The task » Gather all lines in the entries that include the word "possesso".

Input material »
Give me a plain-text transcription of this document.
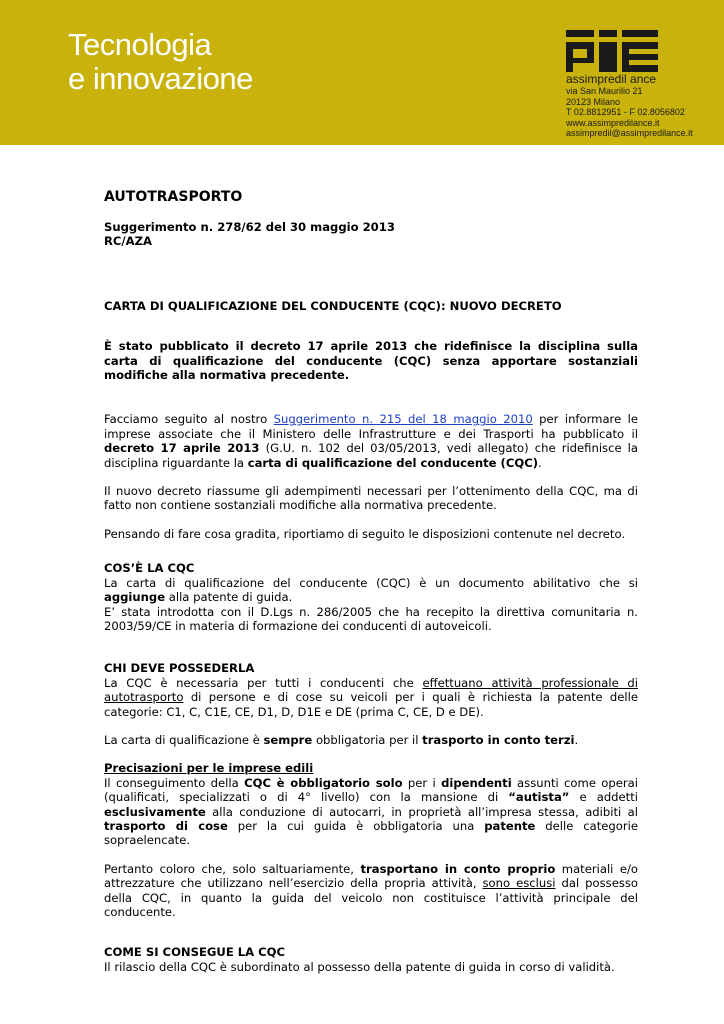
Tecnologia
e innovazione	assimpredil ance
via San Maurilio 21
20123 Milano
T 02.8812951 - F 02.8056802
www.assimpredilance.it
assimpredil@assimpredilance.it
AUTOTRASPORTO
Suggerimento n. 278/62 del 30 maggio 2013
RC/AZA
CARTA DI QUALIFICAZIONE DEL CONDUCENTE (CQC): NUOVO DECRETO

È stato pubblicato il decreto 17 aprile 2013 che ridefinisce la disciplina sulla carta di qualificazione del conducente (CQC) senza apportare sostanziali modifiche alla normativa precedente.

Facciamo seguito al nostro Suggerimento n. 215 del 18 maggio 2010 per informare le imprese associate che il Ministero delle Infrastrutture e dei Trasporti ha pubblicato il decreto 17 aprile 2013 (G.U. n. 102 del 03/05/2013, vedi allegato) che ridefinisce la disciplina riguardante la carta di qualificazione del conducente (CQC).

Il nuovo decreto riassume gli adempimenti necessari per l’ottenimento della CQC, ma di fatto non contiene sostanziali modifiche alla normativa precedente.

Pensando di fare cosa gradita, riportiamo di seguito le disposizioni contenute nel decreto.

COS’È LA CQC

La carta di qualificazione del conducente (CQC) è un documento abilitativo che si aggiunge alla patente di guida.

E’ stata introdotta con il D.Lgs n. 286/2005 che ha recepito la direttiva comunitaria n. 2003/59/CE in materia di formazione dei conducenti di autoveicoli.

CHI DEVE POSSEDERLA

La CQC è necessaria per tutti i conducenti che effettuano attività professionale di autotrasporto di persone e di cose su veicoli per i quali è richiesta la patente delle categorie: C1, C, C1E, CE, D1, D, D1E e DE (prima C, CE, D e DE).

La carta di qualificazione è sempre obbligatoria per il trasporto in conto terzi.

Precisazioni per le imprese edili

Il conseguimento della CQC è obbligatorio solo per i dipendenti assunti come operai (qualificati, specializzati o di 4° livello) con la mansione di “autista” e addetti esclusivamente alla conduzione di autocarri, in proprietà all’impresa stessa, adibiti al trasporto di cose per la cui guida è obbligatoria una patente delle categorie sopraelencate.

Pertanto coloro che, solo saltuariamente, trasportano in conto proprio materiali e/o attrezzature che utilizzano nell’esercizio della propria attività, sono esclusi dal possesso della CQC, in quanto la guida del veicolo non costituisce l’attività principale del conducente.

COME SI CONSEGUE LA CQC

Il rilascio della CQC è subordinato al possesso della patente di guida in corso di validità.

The answer »
Pertanto coloro che, solo saltuariamente, trasportano in conto proprio materiali e/o attrezzature che utilizzano nell’esercizio della propria attività, sono esclusi dal possesso della CQC, in quanto la guida del veicolo non costituisce l’attività principale del conducente.
Il rilascio della CQC è subordinato al possesso della patente di guida in corso di validità.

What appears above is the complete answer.